* _Data lines_

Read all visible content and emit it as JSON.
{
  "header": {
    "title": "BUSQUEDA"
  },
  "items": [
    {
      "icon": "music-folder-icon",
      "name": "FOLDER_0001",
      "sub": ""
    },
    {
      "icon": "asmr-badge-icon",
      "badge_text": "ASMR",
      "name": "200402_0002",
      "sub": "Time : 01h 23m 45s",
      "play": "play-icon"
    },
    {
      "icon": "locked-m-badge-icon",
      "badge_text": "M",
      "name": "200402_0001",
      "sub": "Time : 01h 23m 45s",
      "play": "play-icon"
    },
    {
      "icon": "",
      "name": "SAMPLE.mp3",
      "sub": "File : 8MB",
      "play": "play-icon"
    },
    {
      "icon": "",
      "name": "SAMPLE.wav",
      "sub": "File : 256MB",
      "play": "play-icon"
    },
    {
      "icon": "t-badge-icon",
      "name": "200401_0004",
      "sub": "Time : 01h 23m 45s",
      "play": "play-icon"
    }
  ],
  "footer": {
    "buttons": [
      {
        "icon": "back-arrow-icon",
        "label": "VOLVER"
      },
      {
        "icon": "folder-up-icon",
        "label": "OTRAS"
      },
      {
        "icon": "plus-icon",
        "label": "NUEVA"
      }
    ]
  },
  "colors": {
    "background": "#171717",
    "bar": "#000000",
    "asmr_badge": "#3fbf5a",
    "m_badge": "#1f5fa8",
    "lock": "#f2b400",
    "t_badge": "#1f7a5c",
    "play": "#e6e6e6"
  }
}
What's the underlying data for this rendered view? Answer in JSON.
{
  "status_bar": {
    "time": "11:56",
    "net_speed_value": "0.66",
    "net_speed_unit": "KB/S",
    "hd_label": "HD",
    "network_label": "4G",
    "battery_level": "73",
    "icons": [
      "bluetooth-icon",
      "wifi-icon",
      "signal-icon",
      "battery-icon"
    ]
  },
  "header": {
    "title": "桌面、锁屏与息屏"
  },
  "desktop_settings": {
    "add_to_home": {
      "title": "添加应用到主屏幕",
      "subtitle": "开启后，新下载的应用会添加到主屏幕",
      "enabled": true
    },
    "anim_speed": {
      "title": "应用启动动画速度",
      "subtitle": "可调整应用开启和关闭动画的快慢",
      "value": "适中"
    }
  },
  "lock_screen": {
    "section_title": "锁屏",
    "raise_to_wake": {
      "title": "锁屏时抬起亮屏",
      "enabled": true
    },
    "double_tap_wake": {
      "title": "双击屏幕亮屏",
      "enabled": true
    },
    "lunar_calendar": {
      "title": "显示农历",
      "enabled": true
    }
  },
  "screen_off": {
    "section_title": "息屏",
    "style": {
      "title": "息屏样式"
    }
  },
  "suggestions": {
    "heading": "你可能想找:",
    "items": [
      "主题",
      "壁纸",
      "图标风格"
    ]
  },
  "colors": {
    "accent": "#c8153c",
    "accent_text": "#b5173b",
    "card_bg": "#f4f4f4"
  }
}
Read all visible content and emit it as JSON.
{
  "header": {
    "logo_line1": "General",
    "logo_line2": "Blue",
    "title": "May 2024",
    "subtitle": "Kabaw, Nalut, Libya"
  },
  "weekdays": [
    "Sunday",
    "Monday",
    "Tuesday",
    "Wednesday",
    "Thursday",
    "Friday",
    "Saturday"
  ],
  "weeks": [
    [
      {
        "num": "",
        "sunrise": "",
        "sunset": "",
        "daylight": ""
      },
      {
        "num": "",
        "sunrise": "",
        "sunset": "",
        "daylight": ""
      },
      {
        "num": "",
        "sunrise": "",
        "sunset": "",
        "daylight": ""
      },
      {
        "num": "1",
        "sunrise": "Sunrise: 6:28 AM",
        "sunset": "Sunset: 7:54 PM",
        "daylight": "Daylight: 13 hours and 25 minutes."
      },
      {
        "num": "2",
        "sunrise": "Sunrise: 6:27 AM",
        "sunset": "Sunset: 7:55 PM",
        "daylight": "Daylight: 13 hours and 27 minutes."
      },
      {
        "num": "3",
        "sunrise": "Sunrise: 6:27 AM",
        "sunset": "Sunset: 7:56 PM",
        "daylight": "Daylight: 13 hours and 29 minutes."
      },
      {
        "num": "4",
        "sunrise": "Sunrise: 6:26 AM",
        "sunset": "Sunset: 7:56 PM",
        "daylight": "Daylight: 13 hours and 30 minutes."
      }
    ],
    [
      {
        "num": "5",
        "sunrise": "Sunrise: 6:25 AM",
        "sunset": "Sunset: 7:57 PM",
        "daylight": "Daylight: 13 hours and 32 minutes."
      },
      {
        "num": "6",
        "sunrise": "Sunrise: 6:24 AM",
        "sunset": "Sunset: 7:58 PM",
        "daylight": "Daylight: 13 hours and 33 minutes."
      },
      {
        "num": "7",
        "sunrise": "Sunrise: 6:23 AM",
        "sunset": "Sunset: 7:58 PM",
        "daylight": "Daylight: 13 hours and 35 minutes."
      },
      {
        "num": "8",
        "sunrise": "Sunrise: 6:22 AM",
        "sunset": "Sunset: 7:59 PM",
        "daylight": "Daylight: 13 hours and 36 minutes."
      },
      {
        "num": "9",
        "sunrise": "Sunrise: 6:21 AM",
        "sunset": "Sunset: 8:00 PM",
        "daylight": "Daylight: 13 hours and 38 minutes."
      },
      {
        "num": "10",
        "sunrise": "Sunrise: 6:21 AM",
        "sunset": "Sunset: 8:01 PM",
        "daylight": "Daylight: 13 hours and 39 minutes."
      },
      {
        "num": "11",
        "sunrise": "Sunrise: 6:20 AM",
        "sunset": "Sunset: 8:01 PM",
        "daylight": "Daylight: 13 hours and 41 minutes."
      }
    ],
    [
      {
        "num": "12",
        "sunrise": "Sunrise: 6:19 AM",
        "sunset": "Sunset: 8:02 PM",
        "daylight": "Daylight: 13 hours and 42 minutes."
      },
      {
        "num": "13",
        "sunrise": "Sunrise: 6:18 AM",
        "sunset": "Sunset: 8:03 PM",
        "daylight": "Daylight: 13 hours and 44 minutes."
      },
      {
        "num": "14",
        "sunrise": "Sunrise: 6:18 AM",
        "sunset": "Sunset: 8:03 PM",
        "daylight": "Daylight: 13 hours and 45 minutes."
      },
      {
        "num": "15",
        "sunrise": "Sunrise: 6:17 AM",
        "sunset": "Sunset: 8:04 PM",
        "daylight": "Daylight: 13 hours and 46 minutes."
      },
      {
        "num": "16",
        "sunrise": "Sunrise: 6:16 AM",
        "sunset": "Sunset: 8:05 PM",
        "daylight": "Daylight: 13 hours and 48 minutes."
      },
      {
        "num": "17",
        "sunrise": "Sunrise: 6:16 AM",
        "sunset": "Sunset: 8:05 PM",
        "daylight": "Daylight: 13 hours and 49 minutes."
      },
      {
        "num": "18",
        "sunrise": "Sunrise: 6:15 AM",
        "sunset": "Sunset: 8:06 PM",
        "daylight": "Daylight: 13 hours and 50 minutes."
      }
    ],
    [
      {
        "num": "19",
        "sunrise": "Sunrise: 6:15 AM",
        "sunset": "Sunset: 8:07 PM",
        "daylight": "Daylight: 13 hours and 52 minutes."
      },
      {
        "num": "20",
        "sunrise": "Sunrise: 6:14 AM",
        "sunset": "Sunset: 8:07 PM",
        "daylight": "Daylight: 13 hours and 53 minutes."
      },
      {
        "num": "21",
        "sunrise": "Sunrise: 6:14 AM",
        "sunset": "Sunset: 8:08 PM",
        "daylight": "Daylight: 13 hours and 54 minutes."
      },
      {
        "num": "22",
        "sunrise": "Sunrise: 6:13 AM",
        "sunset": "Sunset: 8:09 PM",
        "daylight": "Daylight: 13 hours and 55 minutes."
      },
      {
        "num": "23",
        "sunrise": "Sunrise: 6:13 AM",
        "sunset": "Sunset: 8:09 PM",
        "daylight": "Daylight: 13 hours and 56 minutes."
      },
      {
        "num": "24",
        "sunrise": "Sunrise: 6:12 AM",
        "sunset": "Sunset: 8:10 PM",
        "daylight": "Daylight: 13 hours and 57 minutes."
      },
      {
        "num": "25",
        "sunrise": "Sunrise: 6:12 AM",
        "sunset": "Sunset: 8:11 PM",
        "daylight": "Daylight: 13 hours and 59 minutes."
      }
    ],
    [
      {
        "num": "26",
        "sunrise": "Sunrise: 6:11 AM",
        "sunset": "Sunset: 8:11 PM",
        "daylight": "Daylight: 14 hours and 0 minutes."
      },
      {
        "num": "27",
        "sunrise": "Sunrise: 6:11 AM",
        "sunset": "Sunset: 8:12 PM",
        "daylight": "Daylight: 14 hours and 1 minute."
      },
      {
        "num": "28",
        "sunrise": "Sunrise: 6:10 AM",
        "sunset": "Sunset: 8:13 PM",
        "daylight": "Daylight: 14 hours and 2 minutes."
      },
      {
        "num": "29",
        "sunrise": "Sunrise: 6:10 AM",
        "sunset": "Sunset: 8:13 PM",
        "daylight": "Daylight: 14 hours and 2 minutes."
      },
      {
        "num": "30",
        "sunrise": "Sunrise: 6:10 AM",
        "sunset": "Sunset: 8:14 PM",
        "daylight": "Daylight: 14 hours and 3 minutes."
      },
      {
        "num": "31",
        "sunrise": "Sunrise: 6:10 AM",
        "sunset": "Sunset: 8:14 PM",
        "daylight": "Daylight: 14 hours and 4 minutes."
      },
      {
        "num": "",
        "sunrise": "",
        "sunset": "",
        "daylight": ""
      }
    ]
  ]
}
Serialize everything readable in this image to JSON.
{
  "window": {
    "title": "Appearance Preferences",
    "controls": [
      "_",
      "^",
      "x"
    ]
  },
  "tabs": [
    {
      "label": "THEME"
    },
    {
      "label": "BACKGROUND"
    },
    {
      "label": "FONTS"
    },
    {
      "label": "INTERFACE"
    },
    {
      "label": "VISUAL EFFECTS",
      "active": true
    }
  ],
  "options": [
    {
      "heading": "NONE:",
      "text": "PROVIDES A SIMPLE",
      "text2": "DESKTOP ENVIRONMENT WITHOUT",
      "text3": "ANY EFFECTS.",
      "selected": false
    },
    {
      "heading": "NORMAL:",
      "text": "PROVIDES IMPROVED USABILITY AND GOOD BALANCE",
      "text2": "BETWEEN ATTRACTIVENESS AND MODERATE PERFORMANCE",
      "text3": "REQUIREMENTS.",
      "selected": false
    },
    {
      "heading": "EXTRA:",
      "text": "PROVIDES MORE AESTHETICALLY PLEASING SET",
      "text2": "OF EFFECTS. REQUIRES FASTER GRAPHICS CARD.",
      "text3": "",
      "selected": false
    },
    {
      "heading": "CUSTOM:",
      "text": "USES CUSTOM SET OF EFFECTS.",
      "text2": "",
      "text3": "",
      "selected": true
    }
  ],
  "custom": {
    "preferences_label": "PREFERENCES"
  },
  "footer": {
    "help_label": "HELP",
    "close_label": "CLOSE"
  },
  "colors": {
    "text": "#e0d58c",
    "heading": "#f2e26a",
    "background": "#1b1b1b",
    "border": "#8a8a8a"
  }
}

* _Work to do_
Repeat precisely the lines of the data starting at the one containing "Serialize everything readable", last line included.

* _Correct output_
Serialize everything readable in this image to JSON.
{
  "window": {
    "title": "Appearance Preferences",
    "controls": [
      "_",
      "^",
      "x"
    ]
  },
  "tabs": [
    {
      "label": "THEME"
    },
    {
      "label": "BACKGROUND"
    },
    {
      "label": "FONTS"
    },
    {
      "label": "INTERFACE"
    },
    {
      "label": "VISUAL EFFECTS",
      "active": true
    }
  ],
  "options": [
    {
      "heading": "NONE:",
      "text": "PROVIDES A SIMPLE",
      "text2": "DESKTOP ENVIRONMENT WITHOUT",
      "text3": "ANY EFFECTS.",
      "selected": false
    },
    {
      "heading": "NORMAL:",
      "text": "PROVIDES IMPROVED USABILITY AND GOOD BALANCE",
      "text2": "BETWEEN ATTRACTIVENESS AND MODERATE PERFORMANCE",
      "text3": "REQUIREMENTS.",
      "selected": false
    },
    {
      "heading": "EXTRA:",
      "text": "PROVIDES MORE AESTHETICALLY PLEASING SET",
      "text2": "OF EFFECTS. REQUIRES FASTER GRAPHICS CARD.",
      "text3": "",
      "selected": false
    },
    {
      "heading": "CUSTOM:",
      "text": "USES CUSTOM SET OF EFFECTS.",
      "text2": "",
      "text3": "",
      "selected": true
    }
  ],
  "custom": {
    "preferences_label": "PREFERENCES"
  },
  "footer": {
    "help_label": "HELP",
    "close_label": "CLOSE"
  },
  "colors": {
    "text": "#e0d58c",
    "heading": "#f2e26a",
    "background": "#1b1b1b",
    "border": "#8a8a8a"
  }
}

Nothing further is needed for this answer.